Дело в том, что кусты создают визуальные преграды между хозяевами соседних гнезд, уменьшая тем самым вероятность их конфликтов друг с другом. В тех участках поселения, где чайки гнездятся из года в год, формируется весьма своеобразный ландшафт. Здесь отсутствует травянистая растительность, поскольку ее вытаптывают птицы, так что на голом песке в шахматном порядке располагаются кусты тамариска необычного облика. Сначала такой куст растет интенсивно на «удобрениях» птичьего помета. Ствол его утолщается у основания, но крона не разрастается кверху. Через несколько лет куст засыхает. Между его нижних ветвей остаются своеобразные ниши, в которых чайки охотно устраивают свои гнезда. Птенцы, на третий четвертый день после вылупления из яиц уходят в гущу нижних ветвей, где чувствуют себя много более комфортно, чем находясь на ничем не защищенной открытой отмели.

При отсутствии кустов гнезда хорошо видны издалека. Интересно, что они еще и демаскируются самими же чайками, которые помещают в подстилку снежно-белые перья, сверкающие в безоблачные дни под лучами южного солнца. Нико Тинберген в своей знаменитой книге «Жизнь серебристой чайки» подробно описывает, как родители сразу после вылупления птенца уносят от гнезда скорлупу яйца, белую изнутри. По мнению великого этолога, смысл такого поведения в том, чтобы уменьшить заметность гнезда для потенциального хищника. Хохотуньи же, которые тоже уносят скорлупу, делают эту акцию совершенно бессмысленной, когда подбирают в колонии белые перья прочих ее обитателей и втаптывают их в край гнезда.

### СОБРАННЫЕ ДАННЫЕ

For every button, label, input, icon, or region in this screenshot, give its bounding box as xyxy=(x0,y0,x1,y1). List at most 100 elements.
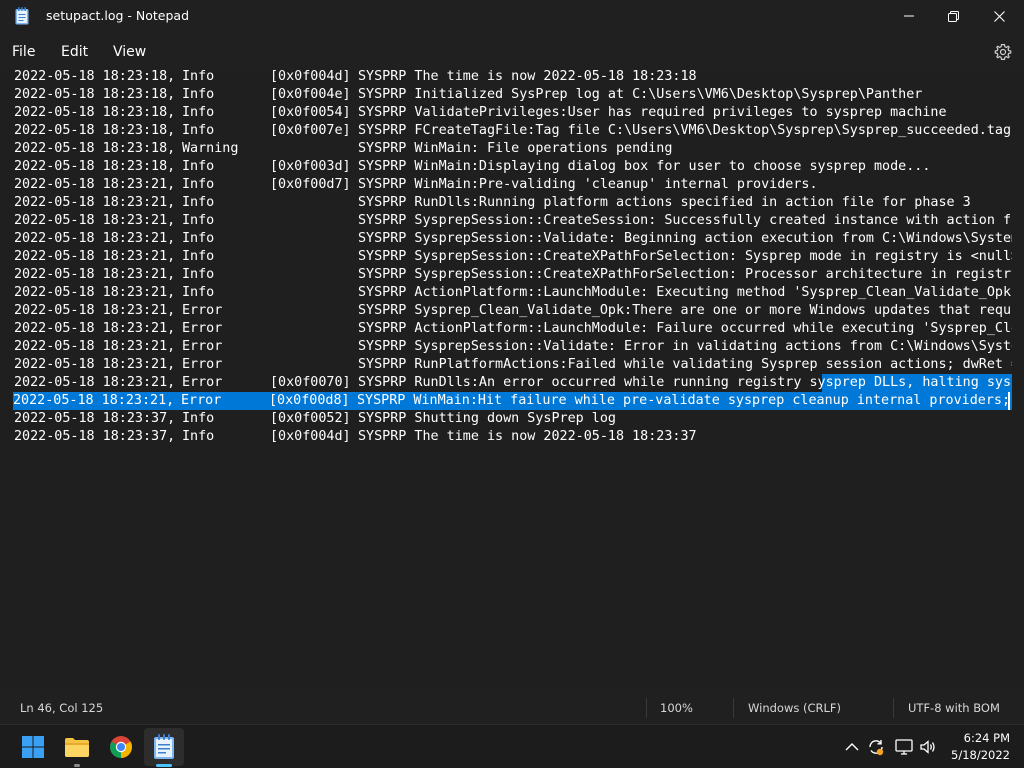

### ЦЕЛЬ ЗАДАНИЯ
По описанию Тинбергена, приведенному в тексте о гнездовьях чаек, что родители делают сразу после вылупления птенца?

### ОТВЕТ НА ЗАДАНИЕ
Они уносят от гнезда скорлупу яйца, белую изнутри.